* begin *
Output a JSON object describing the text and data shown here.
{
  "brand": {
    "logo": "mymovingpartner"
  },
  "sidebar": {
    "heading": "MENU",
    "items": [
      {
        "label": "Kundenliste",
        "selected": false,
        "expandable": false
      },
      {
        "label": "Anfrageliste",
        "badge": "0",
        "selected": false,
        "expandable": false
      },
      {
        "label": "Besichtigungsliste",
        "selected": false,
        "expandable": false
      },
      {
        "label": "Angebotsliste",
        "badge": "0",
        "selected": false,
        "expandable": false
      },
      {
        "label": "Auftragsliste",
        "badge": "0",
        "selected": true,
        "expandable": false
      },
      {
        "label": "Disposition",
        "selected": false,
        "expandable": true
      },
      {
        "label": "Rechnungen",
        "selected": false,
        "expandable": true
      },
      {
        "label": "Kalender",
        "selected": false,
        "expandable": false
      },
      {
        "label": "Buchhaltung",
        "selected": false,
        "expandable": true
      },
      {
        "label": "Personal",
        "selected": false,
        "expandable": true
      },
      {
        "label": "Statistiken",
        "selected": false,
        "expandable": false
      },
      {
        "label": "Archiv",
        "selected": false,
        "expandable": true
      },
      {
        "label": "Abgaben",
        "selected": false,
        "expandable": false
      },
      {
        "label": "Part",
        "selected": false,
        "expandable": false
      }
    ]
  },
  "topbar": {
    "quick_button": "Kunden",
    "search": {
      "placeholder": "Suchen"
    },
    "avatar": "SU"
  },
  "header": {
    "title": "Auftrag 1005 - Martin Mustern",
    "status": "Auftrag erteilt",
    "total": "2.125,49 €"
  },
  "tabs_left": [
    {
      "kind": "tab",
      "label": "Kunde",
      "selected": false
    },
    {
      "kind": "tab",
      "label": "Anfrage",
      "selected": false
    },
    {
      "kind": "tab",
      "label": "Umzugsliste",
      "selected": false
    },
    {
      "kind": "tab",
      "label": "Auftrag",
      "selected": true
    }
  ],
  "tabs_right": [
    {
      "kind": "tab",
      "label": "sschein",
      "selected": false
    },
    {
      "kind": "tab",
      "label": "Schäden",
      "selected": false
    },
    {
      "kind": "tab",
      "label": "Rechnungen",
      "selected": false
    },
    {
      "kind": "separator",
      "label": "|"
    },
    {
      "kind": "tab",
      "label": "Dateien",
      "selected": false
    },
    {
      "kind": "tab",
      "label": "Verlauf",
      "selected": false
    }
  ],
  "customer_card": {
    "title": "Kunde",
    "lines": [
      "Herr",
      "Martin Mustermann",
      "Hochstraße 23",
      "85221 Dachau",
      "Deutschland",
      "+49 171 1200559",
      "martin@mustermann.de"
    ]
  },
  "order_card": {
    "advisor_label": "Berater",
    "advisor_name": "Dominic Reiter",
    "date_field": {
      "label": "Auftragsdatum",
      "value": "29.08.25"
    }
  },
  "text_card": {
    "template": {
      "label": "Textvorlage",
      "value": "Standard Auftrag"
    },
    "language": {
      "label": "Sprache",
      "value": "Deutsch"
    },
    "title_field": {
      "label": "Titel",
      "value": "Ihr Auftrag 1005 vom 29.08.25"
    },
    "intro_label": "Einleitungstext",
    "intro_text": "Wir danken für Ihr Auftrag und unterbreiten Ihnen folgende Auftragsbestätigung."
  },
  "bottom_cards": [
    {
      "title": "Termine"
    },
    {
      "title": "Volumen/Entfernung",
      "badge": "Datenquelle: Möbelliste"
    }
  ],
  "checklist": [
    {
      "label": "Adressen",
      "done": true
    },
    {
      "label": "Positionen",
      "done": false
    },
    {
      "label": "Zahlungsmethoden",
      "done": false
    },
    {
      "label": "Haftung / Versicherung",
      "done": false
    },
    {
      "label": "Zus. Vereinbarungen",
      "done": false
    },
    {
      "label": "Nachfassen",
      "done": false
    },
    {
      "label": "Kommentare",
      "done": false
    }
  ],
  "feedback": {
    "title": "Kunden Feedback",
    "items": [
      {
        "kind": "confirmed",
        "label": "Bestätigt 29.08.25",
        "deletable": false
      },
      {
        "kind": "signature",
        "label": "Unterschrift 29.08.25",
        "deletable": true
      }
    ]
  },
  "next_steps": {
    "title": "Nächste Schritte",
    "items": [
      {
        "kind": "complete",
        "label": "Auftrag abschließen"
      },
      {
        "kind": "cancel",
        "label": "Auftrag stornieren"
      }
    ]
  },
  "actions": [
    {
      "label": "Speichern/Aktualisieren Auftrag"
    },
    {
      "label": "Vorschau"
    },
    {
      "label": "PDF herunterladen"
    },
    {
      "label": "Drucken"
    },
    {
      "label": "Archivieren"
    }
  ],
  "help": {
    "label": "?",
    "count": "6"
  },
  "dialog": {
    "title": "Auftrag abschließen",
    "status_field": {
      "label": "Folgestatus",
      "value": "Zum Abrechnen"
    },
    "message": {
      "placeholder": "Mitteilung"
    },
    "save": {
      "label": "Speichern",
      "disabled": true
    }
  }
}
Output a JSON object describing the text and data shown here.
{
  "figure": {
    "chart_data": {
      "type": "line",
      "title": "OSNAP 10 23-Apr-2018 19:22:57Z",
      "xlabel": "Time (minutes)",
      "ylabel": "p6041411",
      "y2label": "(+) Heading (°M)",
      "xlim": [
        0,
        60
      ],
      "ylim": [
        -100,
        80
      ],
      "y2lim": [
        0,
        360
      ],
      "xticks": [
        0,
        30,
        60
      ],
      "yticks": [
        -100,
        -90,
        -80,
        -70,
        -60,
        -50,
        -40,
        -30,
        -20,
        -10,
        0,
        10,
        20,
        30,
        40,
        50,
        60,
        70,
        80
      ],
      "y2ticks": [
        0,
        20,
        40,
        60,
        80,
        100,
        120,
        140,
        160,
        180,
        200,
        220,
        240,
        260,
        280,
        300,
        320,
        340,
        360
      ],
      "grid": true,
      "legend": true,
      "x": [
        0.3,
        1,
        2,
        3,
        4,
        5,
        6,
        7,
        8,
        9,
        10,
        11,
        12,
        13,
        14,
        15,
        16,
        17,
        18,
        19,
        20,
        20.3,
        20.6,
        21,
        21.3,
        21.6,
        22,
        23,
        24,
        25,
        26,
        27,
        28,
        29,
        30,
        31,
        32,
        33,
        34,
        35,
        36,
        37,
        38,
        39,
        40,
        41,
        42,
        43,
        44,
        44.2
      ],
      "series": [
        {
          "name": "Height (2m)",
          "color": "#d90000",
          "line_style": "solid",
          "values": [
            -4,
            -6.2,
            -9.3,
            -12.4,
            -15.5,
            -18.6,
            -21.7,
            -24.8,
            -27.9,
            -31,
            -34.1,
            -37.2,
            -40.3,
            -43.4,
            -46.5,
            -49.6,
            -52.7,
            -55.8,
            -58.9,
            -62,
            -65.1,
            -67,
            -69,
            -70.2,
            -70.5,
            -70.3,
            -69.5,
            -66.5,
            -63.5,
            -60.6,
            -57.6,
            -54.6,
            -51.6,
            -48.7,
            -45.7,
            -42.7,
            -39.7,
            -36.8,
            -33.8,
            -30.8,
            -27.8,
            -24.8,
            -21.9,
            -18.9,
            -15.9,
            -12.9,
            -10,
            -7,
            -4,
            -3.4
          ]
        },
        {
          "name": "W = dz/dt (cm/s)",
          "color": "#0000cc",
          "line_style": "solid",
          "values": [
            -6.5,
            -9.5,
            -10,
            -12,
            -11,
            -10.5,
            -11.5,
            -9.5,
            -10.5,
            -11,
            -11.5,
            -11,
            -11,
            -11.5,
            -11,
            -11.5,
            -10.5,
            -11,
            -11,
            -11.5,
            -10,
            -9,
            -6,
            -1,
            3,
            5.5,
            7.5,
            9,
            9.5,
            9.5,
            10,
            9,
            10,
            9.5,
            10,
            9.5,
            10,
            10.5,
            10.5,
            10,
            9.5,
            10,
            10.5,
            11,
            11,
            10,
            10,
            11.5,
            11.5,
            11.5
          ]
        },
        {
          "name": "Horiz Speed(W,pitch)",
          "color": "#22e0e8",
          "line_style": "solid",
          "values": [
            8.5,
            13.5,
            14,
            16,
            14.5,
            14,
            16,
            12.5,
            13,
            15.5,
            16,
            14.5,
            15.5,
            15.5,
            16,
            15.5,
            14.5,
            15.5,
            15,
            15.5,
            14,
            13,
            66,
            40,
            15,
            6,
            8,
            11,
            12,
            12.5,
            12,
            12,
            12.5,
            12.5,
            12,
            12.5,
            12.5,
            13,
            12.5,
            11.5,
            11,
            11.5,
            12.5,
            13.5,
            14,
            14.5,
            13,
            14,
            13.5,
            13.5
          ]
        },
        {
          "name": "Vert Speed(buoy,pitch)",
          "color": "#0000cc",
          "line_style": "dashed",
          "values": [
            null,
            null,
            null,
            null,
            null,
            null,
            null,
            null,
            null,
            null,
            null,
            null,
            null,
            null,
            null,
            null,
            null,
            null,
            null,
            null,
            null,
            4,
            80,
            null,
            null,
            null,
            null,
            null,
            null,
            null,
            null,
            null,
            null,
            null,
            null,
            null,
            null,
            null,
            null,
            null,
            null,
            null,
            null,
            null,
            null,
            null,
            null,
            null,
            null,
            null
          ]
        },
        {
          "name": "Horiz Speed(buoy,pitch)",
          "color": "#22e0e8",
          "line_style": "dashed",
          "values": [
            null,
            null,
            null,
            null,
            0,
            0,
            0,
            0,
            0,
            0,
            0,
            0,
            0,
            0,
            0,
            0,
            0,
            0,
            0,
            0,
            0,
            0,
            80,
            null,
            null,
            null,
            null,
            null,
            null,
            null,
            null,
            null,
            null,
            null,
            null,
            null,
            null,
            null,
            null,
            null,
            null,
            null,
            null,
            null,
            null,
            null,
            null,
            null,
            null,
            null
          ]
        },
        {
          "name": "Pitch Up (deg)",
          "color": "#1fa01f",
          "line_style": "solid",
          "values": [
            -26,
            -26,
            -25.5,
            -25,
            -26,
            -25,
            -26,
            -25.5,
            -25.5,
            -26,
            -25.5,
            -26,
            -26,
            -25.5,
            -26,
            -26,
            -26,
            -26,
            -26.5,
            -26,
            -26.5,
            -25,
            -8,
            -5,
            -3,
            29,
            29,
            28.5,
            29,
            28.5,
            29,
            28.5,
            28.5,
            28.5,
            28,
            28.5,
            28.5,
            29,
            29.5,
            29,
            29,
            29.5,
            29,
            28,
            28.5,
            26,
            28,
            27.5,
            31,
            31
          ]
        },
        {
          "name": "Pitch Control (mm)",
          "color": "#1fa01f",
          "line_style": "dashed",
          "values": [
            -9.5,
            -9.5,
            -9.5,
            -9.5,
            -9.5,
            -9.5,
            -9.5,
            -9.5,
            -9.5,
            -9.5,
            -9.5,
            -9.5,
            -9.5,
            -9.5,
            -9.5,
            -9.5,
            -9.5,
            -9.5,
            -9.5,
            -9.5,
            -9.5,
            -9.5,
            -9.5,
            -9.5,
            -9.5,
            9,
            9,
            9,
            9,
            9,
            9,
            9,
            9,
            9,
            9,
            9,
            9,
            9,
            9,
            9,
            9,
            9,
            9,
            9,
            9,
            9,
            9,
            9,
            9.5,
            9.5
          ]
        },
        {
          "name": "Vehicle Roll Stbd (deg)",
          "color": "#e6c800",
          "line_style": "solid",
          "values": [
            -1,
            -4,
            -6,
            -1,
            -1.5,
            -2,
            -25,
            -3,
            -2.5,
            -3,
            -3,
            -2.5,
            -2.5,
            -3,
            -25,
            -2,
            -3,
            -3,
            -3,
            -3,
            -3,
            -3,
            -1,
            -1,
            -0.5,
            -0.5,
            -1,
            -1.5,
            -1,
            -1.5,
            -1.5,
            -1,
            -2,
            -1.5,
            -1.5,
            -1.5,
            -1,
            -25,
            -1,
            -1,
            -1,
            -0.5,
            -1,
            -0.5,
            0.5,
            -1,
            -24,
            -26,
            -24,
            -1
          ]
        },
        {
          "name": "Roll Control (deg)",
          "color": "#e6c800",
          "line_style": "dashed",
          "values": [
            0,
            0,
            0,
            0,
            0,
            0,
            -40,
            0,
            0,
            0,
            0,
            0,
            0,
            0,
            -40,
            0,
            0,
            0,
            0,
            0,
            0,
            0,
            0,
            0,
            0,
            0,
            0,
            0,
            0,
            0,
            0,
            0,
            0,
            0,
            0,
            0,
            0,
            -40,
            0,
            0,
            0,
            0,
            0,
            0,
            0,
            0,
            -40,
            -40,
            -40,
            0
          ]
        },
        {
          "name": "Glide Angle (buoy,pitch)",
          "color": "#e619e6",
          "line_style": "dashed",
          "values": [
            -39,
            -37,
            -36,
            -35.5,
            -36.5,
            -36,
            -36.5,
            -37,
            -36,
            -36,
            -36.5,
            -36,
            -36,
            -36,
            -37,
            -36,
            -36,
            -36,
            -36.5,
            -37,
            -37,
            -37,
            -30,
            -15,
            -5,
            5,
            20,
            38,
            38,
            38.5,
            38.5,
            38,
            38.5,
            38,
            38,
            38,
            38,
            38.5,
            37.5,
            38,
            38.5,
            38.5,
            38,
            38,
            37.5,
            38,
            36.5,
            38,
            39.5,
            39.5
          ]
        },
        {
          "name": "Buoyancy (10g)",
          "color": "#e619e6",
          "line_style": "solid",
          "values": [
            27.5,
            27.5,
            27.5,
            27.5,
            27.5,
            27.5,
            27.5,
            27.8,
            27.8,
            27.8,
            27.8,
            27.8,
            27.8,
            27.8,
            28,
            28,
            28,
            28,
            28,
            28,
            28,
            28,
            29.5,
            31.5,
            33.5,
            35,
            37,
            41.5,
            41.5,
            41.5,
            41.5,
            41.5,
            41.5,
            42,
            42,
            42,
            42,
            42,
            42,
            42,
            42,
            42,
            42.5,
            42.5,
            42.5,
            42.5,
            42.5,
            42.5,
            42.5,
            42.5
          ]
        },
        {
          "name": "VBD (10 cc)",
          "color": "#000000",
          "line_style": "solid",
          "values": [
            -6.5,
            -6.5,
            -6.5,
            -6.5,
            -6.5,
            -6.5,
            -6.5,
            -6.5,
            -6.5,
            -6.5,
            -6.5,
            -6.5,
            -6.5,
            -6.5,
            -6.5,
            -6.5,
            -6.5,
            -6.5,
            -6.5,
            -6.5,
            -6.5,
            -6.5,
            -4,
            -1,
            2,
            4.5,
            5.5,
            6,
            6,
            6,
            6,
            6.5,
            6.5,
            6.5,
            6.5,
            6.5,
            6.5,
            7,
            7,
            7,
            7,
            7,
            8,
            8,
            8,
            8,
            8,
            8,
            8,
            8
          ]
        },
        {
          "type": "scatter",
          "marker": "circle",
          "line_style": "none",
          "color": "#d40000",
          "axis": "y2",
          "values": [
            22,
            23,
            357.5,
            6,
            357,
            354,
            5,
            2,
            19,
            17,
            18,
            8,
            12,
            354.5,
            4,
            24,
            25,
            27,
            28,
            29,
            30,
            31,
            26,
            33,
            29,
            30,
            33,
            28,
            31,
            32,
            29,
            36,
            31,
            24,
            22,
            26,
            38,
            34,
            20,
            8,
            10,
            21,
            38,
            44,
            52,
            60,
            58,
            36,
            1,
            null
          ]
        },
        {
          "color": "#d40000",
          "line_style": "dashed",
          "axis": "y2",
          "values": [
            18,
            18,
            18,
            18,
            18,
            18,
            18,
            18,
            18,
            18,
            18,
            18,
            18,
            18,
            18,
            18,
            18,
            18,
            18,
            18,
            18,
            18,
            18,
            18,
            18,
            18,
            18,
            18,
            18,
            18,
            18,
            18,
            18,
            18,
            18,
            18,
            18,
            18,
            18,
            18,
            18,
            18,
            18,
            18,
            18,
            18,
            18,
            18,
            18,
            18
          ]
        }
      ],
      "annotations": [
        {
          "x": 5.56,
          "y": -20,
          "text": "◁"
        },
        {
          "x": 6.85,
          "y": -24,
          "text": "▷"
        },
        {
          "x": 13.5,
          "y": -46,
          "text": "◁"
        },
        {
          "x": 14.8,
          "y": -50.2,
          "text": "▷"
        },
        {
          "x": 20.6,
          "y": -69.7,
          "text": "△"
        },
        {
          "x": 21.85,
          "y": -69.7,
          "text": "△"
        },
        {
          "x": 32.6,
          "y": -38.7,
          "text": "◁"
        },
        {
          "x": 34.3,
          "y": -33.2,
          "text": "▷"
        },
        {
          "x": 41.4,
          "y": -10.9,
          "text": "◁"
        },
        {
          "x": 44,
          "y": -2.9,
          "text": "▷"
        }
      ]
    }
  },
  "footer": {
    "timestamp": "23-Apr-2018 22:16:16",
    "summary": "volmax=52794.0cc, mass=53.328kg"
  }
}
* end *
## REQUIRED TASK
Tally the lines of the listing that include "Horiz". Reply with nothing but the count.

## RESULT
2